OBJECTIVE: Find the lines with the string "source" and return them.

PROVIDED MATERIAL:
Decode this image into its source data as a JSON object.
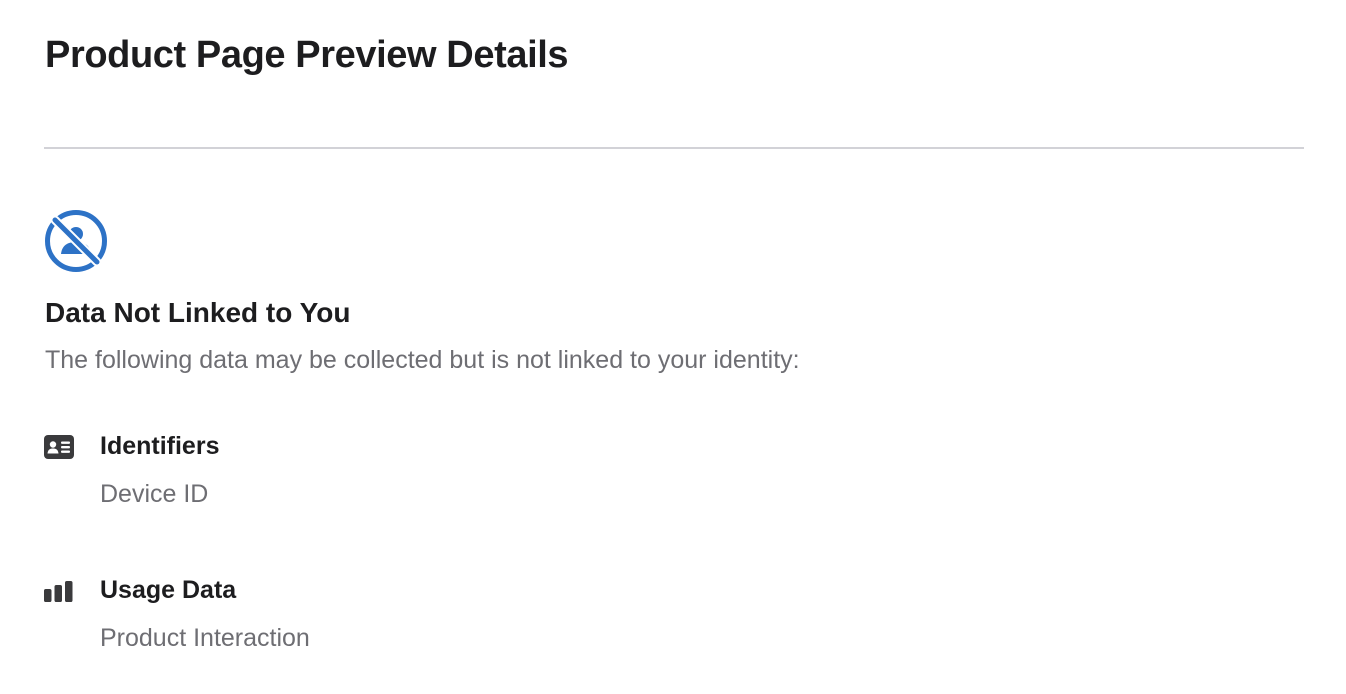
{
  "page": {
    "title": "Product Page Preview Details"
  },
  "privacy_section": {
    "icon": "person-crossed-circle-icon",
    "icon_color": "#2d72c6",
    "title": "Data Not Linked to You",
    "description": "The following data may be collected but is not linked to your identity:",
    "categories": [
      {
        "icon": "id-card-icon",
        "title": "Identifiers",
        "items": [
          "Device ID"
        ]
      },
      {
        "icon": "bar-chart-icon",
        "title": "Usage Data",
        "items": [
          "Product Interaction"
        ]
      }
    ]
  }
}
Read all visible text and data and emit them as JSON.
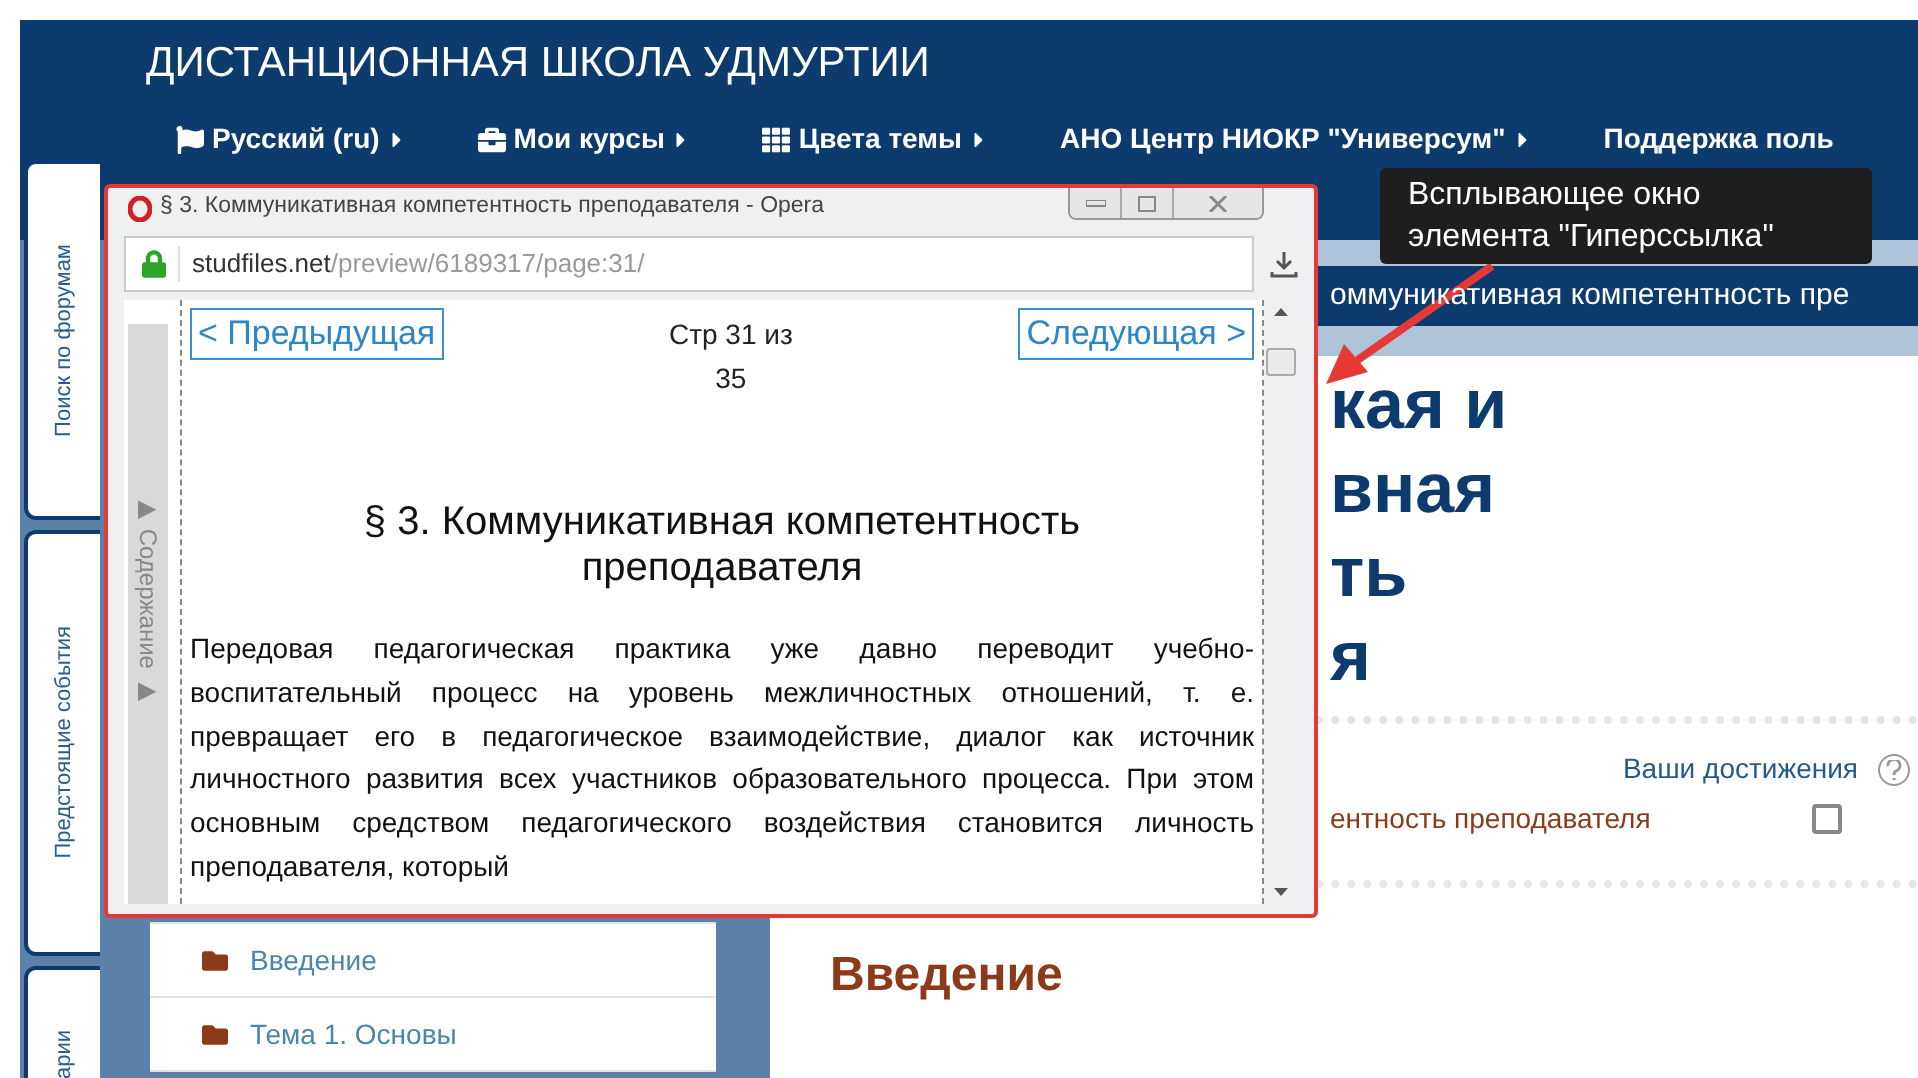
{
  "site": {
    "title": "ДИСТАНЦИОННАЯ ШКОЛА УДМУРТИИ",
    "nav": [
      {
        "label": "Русский (ru)",
        "submenu": true
      },
      {
        "label": "Мои курсы",
        "submenu": true
      },
      {
        "label": "Цвета темы",
        "submenu": true
      },
      {
        "label": "АНО Центр НИОКР \"Универсум\"",
        "submenu": true
      },
      {
        "label": "Поддержка поль",
        "submenu": false
      }
    ]
  },
  "side_tabs": [
    "Поиск по форумам",
    "Предстоящие события",
    "арии"
  ],
  "banner_bar": "оммуникативная компетентность пре",
  "course_title_lines": [
    "кая и",
    "вная",
    "ть",
    "я"
  ],
  "achievements": "Ваши достижения",
  "activity": {
    "label": "ентность преподавателя",
    "checked": false
  },
  "sidebar_items": [
    "Введение",
    "Тема 1. Основы"
  ],
  "section_heading": "Введение",
  "popup": {
    "title": "§ 3. Коммуникативная компетентность преподавателя - Opera",
    "url_host": "studfiles.net",
    "url_path": "/preview/6189317/page:31/",
    "toc_label": "▶ Содержание ▶",
    "prev": "< Предыдущая",
    "next": "Следующая >",
    "page_info": "Стр 31 из 35",
    "heading": "§ 3. Коммуникативная компетентность преподавателя",
    "paragraph": "Передовая педагогическая практика уже давно переводит учебно-воспитательный процесс на уровень межличностных отношений, т. е. превращает его в педагогическое взаимодействие, диалог как источник личностного развития всех участников образовательного процесса. При этом основным средством педагогического воздействия становится личность преподавателя, который"
  },
  "callout": "Всплывающее окно элемента \"Гиперссылка\""
}
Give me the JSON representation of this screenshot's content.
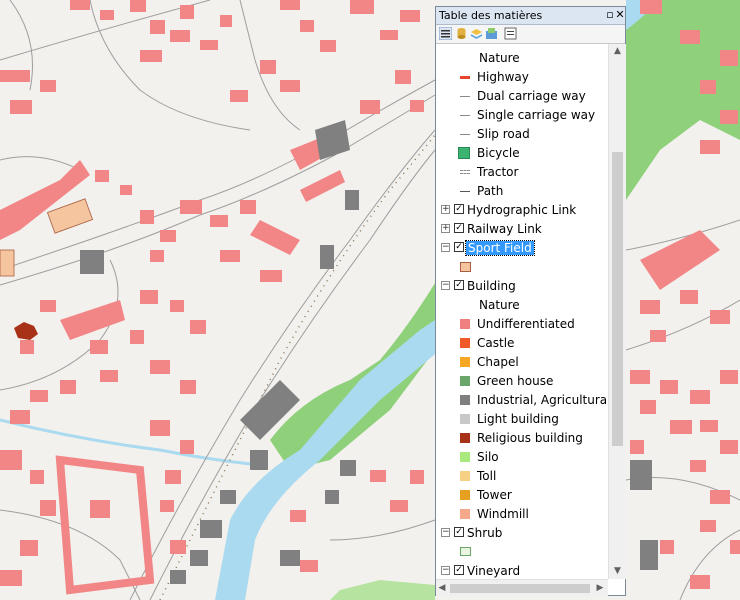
{
  "panel": {
    "title": "Table des matières",
    "pin_icon": "pin-icon",
    "close_icon": "close-icon",
    "toolbar_icons": [
      "list-by-drawing-order-icon",
      "list-by-source-icon",
      "list-by-visibility-icon",
      "list-by-selection-icon",
      "options-icon"
    ]
  },
  "tree": {
    "nature_header_1": "Nature",
    "roads": [
      {
        "label": "Highway",
        "color": "#e8442c"
      },
      {
        "label": "Dual carriage way",
        "color": "#8a8a8a"
      },
      {
        "label": "Single carriage way",
        "color": "#8a8a8a"
      },
      {
        "label": "Slip road",
        "color": "#8a8a8a"
      },
      {
        "label": "Bicycle",
        "color": "#3cb371"
      },
      {
        "label": "Tractor",
        "color": "#8a8a8a"
      },
      {
        "label": "Path",
        "color": "#555555"
      }
    ],
    "layers": [
      {
        "label": "Hydrographic Link",
        "expanded": false,
        "checked": true
      },
      {
        "label": "Railway Link",
        "expanded": false,
        "checked": true
      },
      {
        "label": "Sport Field",
        "expanded": true,
        "checked": true,
        "selected": true
      },
      {
        "label": "Building",
        "expanded": true,
        "checked": true
      }
    ],
    "nature_header_2": "Nature",
    "buildings": [
      {
        "label": "Undifferentiated",
        "color": "#f08080"
      },
      {
        "label": "Castle",
        "color": "#f05a28"
      },
      {
        "label": "Chapel",
        "color": "#f5a623"
      },
      {
        "label": "Green house",
        "color": "#6aa56a"
      },
      {
        "label": "Industrial, Agricultural, C",
        "color": "#7f7f7f"
      },
      {
        "label": "Light building",
        "color": "#c8c8c8"
      },
      {
        "label": "Religious building",
        "color": "#a83218"
      },
      {
        "label": "Silo",
        "color": "#a8e87c"
      },
      {
        "label": "Toll",
        "color": "#f7cf85"
      },
      {
        "label": "Tower",
        "color": "#e6a020"
      },
      {
        "label": "Windmill",
        "color": "#f5a98a"
      }
    ],
    "bottom_layers": [
      {
        "label": "Shrub",
        "expanded": true,
        "checked": true
      },
      {
        "label": "Vineyard",
        "expanded": true,
        "checked": true
      }
    ]
  },
  "colors": {
    "map_bg": "#f3f1ee",
    "water": "#aadaf0",
    "vegetation": "#8fd07a",
    "building": "#f28585",
    "industrial": "#808080",
    "road": "#ffffff",
    "road_edge": "#9e9e9e"
  }
}
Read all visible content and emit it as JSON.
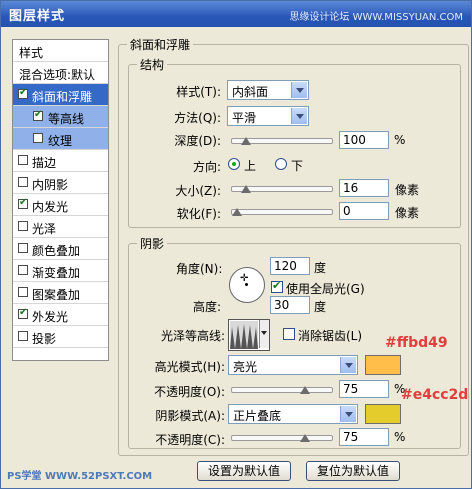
{
  "window": {
    "title": "图层样式",
    "watermark": "思缘设计论坛 WWW.MISSYUAN.COM"
  },
  "sidebar": {
    "header": "样式",
    "blend": "混合选项:默认",
    "items": [
      {
        "label": "斜面和浮雕",
        "checked": true
      },
      {
        "label": "等高线",
        "checked": true
      },
      {
        "label": "纹理",
        "checked": false
      },
      {
        "label": "描边",
        "checked": false
      },
      {
        "label": "内阴影",
        "checked": false
      },
      {
        "label": "内发光",
        "checked": true
      },
      {
        "label": "光泽",
        "checked": false
      },
      {
        "label": "颜色叠加",
        "checked": false
      },
      {
        "label": "渐变叠加",
        "checked": false
      },
      {
        "label": "图案叠加",
        "checked": false
      },
      {
        "label": "外发光",
        "checked": true
      },
      {
        "label": "投影",
        "checked": false
      }
    ]
  },
  "bevel": {
    "title": "斜面和浮雕",
    "structure": {
      "title": "结构",
      "style_label": "样式(T):",
      "style_value": "内斜面",
      "method_label": "方法(Q):",
      "method_value": "平滑",
      "depth_label": "深度(D):",
      "depth_value": "100",
      "depth_unit": "%",
      "depth_pos": 0.1,
      "direction_label": "方向:",
      "dir_up": "上",
      "dir_down": "下",
      "size_label": "大小(Z):",
      "size_value": "16",
      "size_unit": "像素",
      "size_pos": 0.1,
      "soften_label": "软化(F):",
      "soften_value": "0",
      "soften_unit": "像素",
      "soften_pos": 0.0
    },
    "shading": {
      "title": "阴影",
      "angle_label": "角度(N):",
      "angle_value": "120",
      "angle_unit": "度",
      "global_light_label": "使用全局光(G)",
      "altitude_label": "高度:",
      "altitude_value": "30",
      "altitude_unit": "度",
      "gloss_label": "光泽等高线:",
      "antialias_label": "消除锯齿(L)",
      "highlight_label": "高光模式(H):",
      "highlight_mode": "亮光",
      "highlight_color": "#ffbd49",
      "highlight_hex": "#ffbd49",
      "highlight_opacity_label": "不透明度(O):",
      "highlight_opacity": "75",
      "highlight_opacity_unit": "%",
      "highlight_opacity_pos": 0.75,
      "shadow_label": "阴影模式(A):",
      "shadow_mode": "正片叠底",
      "shadow_color": "#e4cc2d",
      "shadow_hex": "#e4cc2d",
      "shadow_opacity_label": "不透明度(C):",
      "shadow_opacity": "75",
      "shadow_opacity_unit": "%",
      "shadow_opacity_pos": 0.75
    }
  },
  "buttons": {
    "set_default": "设置为默认值",
    "reset_default": "复位为默认值"
  },
  "footer_watermark": "PS学堂 WWW.52PSXT.COM"
}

RESPONSE:
Decode this image into its source data as a JSON object.
      "list-by-source-icon",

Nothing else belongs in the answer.